— begin Given entries —

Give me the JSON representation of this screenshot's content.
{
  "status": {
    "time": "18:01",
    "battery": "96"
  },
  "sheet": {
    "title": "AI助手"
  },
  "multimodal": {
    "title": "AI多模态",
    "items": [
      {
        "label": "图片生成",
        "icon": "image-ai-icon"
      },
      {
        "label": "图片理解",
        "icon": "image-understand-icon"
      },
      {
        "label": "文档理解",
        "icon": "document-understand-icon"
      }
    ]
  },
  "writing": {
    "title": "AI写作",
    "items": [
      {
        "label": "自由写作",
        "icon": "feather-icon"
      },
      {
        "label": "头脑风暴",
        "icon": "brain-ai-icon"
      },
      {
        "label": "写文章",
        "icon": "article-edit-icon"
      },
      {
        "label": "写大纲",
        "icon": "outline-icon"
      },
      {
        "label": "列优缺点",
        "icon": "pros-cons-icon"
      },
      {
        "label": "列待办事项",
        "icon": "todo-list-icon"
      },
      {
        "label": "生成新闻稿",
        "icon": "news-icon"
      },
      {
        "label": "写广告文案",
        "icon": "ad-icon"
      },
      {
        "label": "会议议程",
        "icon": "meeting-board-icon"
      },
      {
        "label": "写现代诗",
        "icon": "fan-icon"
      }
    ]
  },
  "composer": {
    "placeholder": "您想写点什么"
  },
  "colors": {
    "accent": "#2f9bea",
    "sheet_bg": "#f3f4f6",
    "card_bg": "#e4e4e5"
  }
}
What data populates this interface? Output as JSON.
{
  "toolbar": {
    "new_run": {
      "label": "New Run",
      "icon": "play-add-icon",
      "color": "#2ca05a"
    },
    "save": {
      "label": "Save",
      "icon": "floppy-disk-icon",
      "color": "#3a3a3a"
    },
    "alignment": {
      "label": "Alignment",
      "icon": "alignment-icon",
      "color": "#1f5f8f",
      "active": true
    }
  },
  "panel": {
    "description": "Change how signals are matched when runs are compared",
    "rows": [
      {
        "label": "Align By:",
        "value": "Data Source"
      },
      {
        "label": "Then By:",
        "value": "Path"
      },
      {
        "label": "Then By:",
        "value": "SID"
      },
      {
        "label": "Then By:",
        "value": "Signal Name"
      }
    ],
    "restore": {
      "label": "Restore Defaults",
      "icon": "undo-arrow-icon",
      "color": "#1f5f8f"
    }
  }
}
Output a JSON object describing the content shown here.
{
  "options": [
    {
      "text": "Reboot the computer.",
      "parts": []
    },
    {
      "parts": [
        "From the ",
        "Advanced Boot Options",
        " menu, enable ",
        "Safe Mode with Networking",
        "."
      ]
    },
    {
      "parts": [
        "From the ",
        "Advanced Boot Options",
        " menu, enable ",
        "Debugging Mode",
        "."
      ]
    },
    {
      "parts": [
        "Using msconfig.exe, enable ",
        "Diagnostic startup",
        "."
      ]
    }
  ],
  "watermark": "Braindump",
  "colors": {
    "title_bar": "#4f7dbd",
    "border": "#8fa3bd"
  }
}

— end Given entries —

Nothing in the data may differ; print all of it exactly as written.

Give me the JSON representation of this screenshot's content.
{
  "status": {
    "time": "18:01",
    "battery": "96"
  },
  "sheet": {
    "title": "AI助手"
  },
  "multimodal": {
    "title": "AI多模态",
    "items": [
      {
        "label": "图片生成",
        "icon": "image-ai-icon"
      },
      {
        "label": "图片理解",
        "icon": "image-understand-icon"
      },
      {
        "label": "文档理解",
        "icon": "document-understand-icon"
      }
    ]
  },
  "writing": {
    "title": "AI写作",
    "items": [
      {
        "label": "自由写作",
        "icon": "feather-icon"
      },
      {
        "label": "头脑风暴",
        "icon": "brain-ai-icon"
      },
      {
        "label": "写文章",
        "icon": "article-edit-icon"
      },
      {
        "label": "写大纲",
        "icon": "outline-icon"
      },
      {
        "label": "列优缺点",
        "icon": "pros-cons-icon"
      },
      {
        "label": "列待办事项",
        "icon": "todo-list-icon"
      },
      {
        "label": "生成新闻稿",
        "icon": "news-icon"
      },
      {
        "label": "写广告文案",
        "icon": "ad-icon"
      },
      {
        "label": "会议议程",
        "icon": "meeting-board-icon"
      },
      {
        "label": "写现代诗",
        "icon": "fan-icon"
      }
    ]
  },
  "composer": {
    "placeholder": "您想写点什么"
  },
  "colors": {
    "accent": "#2f9bea",
    "sheet_bg": "#f3f4f6",
    "card_bg": "#e4e4e5"
  }
}
What data populates this interface? Output as JSON.
{
  "toolbar": {
    "new_run": {
      "label": "New Run",
      "icon": "play-add-icon",
      "color": "#2ca05a"
    },
    "save": {
      "label": "Save",
      "icon": "floppy-disk-icon",
      "color": "#3a3a3a"
    },
    "alignment": {
      "label": "Alignment",
      "icon": "alignment-icon",
      "color": "#1f5f8f",
      "active": true
    }
  },
  "panel": {
    "description": "Change how signals are matched when runs are compared",
    "rows": [
      {
        "label": "Align By:",
        "value": "Data Source"
      },
      {
        "label": "Then By:",
        "value": "Path"
      },
      {
        "label": "Then By:",
        "value": "SID"
      },
      {
        "label": "Then By:",
        "value": "Signal Name"
      }
    ],
    "restore": {
      "label": "Restore Defaults",
      "icon": "undo-arrow-icon",
      "color": "#1f5f8f"
    }
  }
}
Output a JSON object describing the content shown here.
{
  "options": [
    {
      "text": "Reboot the computer.",
      "parts": []
    },
    {
      "parts": [
        "From the ",
        "Advanced Boot Options",
        " menu, enable ",
        "Safe Mode with Networking",
        "."
      ]
    },
    {
      "parts": [
        "From the ",
        "Advanced Boot Options",
        " menu, enable ",
        "Debugging Mode",
        "."
      ]
    },
    {
      "parts": [
        "Using msconfig.exe, enable ",
        "Diagnostic startup",
        "."
      ]
    }
  ],
  "watermark": "Braindump",
  "colors": {
    "title_bar": "#4f7dbd",
    "border": "#8fa3bd"
  }
}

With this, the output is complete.